(Task goal)
Copy the records below exactly as they appear.

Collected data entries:

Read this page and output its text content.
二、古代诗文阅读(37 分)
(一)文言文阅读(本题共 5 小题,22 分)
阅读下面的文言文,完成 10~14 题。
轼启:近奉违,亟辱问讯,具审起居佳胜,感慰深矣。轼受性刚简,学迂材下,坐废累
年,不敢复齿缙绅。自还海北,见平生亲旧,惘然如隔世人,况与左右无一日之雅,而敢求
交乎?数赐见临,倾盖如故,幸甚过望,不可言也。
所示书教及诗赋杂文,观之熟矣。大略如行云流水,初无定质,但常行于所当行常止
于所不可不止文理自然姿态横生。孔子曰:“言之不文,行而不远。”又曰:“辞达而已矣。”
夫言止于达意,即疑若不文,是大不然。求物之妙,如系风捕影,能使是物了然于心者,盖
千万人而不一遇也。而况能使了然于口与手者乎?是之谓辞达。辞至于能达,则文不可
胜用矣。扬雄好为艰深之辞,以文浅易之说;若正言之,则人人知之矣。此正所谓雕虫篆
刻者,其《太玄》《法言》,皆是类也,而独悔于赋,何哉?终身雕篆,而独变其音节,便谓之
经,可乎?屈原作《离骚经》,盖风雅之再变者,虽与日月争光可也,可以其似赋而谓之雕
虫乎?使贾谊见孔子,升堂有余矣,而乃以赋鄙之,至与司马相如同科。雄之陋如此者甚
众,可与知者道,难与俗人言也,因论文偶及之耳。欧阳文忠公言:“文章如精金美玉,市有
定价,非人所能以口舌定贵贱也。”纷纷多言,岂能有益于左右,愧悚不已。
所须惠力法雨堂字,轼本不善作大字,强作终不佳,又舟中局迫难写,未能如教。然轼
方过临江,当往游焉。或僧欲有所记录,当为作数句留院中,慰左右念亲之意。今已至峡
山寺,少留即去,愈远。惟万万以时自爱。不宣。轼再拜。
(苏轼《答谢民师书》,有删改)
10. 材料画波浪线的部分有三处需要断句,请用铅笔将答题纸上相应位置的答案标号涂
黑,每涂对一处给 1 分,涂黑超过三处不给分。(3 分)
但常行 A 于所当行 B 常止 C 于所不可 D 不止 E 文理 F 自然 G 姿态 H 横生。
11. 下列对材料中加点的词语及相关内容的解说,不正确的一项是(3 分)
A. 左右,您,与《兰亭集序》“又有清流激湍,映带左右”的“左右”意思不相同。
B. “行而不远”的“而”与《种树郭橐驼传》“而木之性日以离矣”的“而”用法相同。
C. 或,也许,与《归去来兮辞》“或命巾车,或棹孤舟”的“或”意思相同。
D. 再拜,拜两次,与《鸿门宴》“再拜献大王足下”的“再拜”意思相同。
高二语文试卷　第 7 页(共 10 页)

(Solved exercise)
Read this page and output its text content.
二、古代诗文阅读(37 分)
(一)文言文阅读(本题共 5 小题,22 分)
阅读下面的文言文,完成 10~14 题。
轼启:近奉违,亟辱问讯,具审起居佳胜,感慰深矣。轼受性刚简,学迂材下,坐废累
年,不敢复齿缙绅。自还海北,见平生亲旧,惘然如隔世人,况与左右无一日之雅,而敢求
交乎?数赐见临,倾盖如故,幸甚过望,不可言也。
所示书教及诗赋杂文,观之熟矣。大略如行云流水,初无定质,但常行于所当行常止
于所不可不止文理自然姿态横生。孔子曰:“言之不文,行而不远。”又曰:“辞达而已矣。”
夫言止于达意,即疑若不文,是大不然。求物之妙,如系风捕影,能使是物了然于心者,盖
千万人而不一遇也。而况能使了然于口与手者乎?是之谓辞达。辞至于能达,则文不可
胜用矣。扬雄好为艰深之辞,以文浅易之说;若正言之,则人人知之矣。此正所谓雕虫篆
刻者,其《太玄》《法言》,皆是类也,而独悔于赋,何哉?终身雕篆,而独变其音节,便谓之
经,可乎?屈原作《离骚经》,盖风雅之再变者,虽与日月争光可也,可以其似赋而谓之雕
虫乎?使贾谊见孔子,升堂有余矣,而乃以赋鄙之,至与司马相如同科。雄之陋如此者甚
众,可与知者道,难与俗人言也,因论文偶及之耳。欧阳文忠公言:“文章如精金美玉,市有
定价,非人所能以口舌定贵贱也。”纷纷多言,岂能有益于左右,愧悚不已。
所须惠力法雨堂字,轼本不善作大字,强作终不佳,又舟中局迫难写,未能如教。然轼
方过临江,当往游焉。或僧欲有所记录,当为作数句留院中,慰左右念亲之意。今已至峡
山寺,少留即去,愈远。惟万万以时自爱。不宣。轼再拜。
(苏轼《答谢民师书》,有删改)
10. 材料画波浪线的部分有三处需要断句,请用铅笔将答题纸上相应位置的答案标号涂
黑,每涂对一处给 1 分,涂黑超过三处不给分。(3 分)
但常行 A 于所当行 B 常止 C 于所不可 D 不止 E 文理 F 自然 G 姿态 H 横生。
11. 下列对材料中加点的词语及相关内容的解说,不正确的一项是(3 分)
A. 左右,您,与《兰亭集序》“又有清流激湍,映带左右”的“左右”意思不相同。
B. “行而不远”的“而”与《种树郭橐驼传》“而木之性日以离矣”的“而”用法相同。
C. 或,也许,与《归去来兮辞》“或命巾车,或棹孤舟”的“或”意思相同。
D. 再拜,拜两次,与《鸿门宴》“再拜献大王足下”的“再拜”意思相同。
高二语文试卷　第 7 页(共 10 页)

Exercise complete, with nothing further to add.